▶ [EXERCISE INSTRUCTIONS]: Quote the data below in full, please, without altering anything.

[Dataset entries]

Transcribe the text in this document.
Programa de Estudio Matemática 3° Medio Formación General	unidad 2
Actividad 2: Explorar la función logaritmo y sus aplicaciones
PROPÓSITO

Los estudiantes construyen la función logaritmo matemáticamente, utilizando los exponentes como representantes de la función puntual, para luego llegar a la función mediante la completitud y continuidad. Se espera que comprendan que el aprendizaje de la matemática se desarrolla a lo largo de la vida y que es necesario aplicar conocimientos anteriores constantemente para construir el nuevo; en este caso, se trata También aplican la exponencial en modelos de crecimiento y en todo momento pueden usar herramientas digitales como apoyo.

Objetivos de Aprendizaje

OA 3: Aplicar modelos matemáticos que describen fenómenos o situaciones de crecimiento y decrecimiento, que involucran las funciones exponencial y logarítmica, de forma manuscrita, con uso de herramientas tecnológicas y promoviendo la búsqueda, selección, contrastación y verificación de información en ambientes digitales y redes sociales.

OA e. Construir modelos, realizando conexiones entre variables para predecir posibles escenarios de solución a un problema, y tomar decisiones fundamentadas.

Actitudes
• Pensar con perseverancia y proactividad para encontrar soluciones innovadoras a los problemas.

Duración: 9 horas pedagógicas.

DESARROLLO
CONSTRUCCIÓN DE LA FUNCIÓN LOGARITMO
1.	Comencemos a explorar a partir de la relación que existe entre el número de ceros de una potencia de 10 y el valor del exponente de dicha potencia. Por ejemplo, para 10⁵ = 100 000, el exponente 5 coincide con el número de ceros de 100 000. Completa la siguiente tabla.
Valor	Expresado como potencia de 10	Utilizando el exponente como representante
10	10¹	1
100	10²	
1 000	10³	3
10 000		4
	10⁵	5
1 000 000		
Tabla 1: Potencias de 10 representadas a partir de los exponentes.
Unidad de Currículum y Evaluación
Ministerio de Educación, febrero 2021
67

▶ [WRITTEN SOLUTION]:
Transcribe the text in this document.
Programa de Estudio Matemática 3° Medio Formación General	unidad 2
Actividad 2: Explorar la función logaritmo y sus aplicaciones
PROPÓSITO

Los estudiantes construyen la función logaritmo matemáticamente, utilizando los exponentes como representantes de la función puntual, para luego llegar a la función mediante la completitud y continuidad. Se espera que comprendan que el aprendizaje de la matemática se desarrolla a lo largo de la vida y que es necesario aplicar conocimientos anteriores constantemente para construir el nuevo; en este caso, se trata También aplican la exponencial en modelos de crecimiento y en todo momento pueden usar herramientas digitales como apoyo.

Objetivos de Aprendizaje

OA 3: Aplicar modelos matemáticos que describen fenómenos o situaciones de crecimiento y decrecimiento, que involucran las funciones exponencial y logarítmica, de forma manuscrita, con uso de herramientas tecnológicas y promoviendo la búsqueda, selección, contrastación y verificación de información en ambientes digitales y redes sociales.

OA e. Construir modelos, realizando conexiones entre variables para predecir posibles escenarios de solución a un problema, y tomar decisiones fundamentadas.

Actitudes
• Pensar con perseverancia y proactividad para encontrar soluciones innovadoras a los problemas.

Duración: 9 horas pedagógicas.

DESARROLLO
CONSTRUCCIÓN DE LA FUNCIÓN LOGARITMO
1.	Comencemos a explorar a partir de la relación que existe entre el número de ceros de una potencia de 10 y el valor del exponente de dicha potencia. Por ejemplo, para 10⁵ = 100 000, el exponente 5 coincide con el número de ceros de 100 000. Completa la siguiente tabla.
Valor	Expresado como potencia de 10	Utilizando el exponente como representante
10	10¹	1
100	10²	
1 000	10³	3
10 000		4
	10⁵	5
1 000 000		
Tabla 1: Potencias de 10 representadas a partir de los exponentes.
Unidad de Currículum y Evaluación
Ministerio de Educación, febrero 2021
67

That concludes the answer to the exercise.